**STATED EXERCISE**
Send back the records in full, character for character.

**RAW RECORDS**

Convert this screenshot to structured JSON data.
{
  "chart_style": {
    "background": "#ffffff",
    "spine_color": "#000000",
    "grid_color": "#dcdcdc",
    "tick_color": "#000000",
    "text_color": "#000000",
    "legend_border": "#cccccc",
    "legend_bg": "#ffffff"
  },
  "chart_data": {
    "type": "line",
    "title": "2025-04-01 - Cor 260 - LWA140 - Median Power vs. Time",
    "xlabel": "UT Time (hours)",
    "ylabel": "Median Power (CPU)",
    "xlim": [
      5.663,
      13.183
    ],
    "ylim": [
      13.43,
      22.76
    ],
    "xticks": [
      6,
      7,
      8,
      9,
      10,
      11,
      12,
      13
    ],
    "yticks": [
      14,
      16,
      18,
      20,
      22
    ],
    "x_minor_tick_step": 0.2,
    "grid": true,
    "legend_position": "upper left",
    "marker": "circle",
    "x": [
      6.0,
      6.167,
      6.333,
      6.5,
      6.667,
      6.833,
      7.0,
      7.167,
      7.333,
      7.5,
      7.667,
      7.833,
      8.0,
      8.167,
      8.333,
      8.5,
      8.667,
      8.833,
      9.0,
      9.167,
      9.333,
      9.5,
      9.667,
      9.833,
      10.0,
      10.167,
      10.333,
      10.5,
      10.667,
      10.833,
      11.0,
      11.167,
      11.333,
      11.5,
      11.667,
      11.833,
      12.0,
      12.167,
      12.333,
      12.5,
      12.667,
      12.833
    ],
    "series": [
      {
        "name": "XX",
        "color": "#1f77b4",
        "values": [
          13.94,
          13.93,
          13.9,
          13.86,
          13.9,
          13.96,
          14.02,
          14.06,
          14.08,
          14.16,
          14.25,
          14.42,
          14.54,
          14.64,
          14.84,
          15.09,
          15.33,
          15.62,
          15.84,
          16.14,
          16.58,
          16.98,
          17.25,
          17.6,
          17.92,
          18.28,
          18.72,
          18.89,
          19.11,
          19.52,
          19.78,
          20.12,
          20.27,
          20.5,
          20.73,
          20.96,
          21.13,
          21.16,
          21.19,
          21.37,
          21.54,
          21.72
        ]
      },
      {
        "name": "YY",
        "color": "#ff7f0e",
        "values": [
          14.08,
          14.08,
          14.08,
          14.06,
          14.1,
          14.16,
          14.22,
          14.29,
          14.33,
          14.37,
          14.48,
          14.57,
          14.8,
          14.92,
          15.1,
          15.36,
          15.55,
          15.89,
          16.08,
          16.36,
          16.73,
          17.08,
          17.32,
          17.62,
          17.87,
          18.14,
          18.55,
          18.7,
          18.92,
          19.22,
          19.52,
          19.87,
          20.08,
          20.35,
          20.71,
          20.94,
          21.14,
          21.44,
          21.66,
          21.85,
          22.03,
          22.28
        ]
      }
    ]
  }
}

**EXERCISE RESULT**
Convert this screenshot to structured JSON data.
{
  "chart_style": {
    "background": "#ffffff",
    "spine_color": "#000000",
    "grid_color": "#dcdcdc",
    "tick_color": "#000000",
    "text_color": "#000000",
    "legend_border": "#cccccc",
    "legend_bg": "#ffffff"
  },
  "chart_data": {
    "type": "line",
    "title": "2025-04-01 - Cor 260 - LWA140 - Median Power vs. Time",
    "xlabel": "UT Time (hours)",
    "ylabel": "Median Power (CPU)",
    "xlim": [
      5.663,
      13.183
    ],
    "ylim": [
      13.43,
      22.76
    ],
    "xticks": [
      6,
      7,
      8,
      9,
      10,
      11,
      12,
      13
    ],
    "yticks": [
      14,
      16,
      18,
      20,
      22
    ],
    "x_minor_tick_step": 0.2,
    "grid": true,
    "legend_position": "upper left",
    "marker": "circle",
    "x": [
      6.0,
      6.167,
      6.333,
      6.5,
      6.667,
      6.833,
      7.0,
      7.167,
      7.333,
      7.5,
      7.667,
      7.833,
      8.0,
      8.167,
      8.333,
      8.5,
      8.667,
      8.833,
      9.0,
      9.167,
      9.333,
      9.5,
      9.667,
      9.833,
      10.0,
      10.167,
      10.333,
      10.5,
      10.667,
      10.833,
      11.0,
      11.167,
      11.333,
      11.5,
      11.667,
      11.833,
      12.0,
      12.167,
      12.333,
      12.5,
      12.667,
      12.833
    ],
    "series": [
      {
        "name": "XX",
        "color": "#1f77b4",
        "values": [
          13.94,
          13.93,
          13.9,
          13.86,
          13.9,
          13.96,
          14.02,
          14.06,
          14.08,
          14.16,
          14.25,
          14.42,
          14.54,
          14.64,
          14.84,
          15.09,
          15.33,
          15.62,
          15.84,
          16.14,
          16.58,
          16.98,
          17.25,
          17.6,
          17.92,
          18.28,
          18.72,
          18.89,
          19.11,
          19.52,
          19.78,
          20.12,
          20.27,
          20.5,
          20.73,
          20.96,
          21.13,
          21.16,
          21.19,
          21.37,
          21.54,
          21.72
        ]
      },
      {
        "name": "YY",
        "color": "#ff7f0e",
        "values": [
          14.08,
          14.08,
          14.08,
          14.06,
          14.1,
          14.16,
          14.22,
          14.29,
          14.33,
          14.37,
          14.48,
          14.57,
          14.8,
          14.92,
          15.1,
          15.36,
          15.55,
          15.89,
          16.08,
          16.36,
          16.73,
          17.08,
          17.32,
          17.62,
          17.87,
          18.14,
          18.55,
          18.7,
          18.92,
          19.22,
          19.52,
          19.87,
          20.08,
          20.35,
          20.71,
          20.94,
          21.14,
          21.44,
          21.66,
          21.85,
          22.03,
          22.28
        ]
      }
    ]
  }
}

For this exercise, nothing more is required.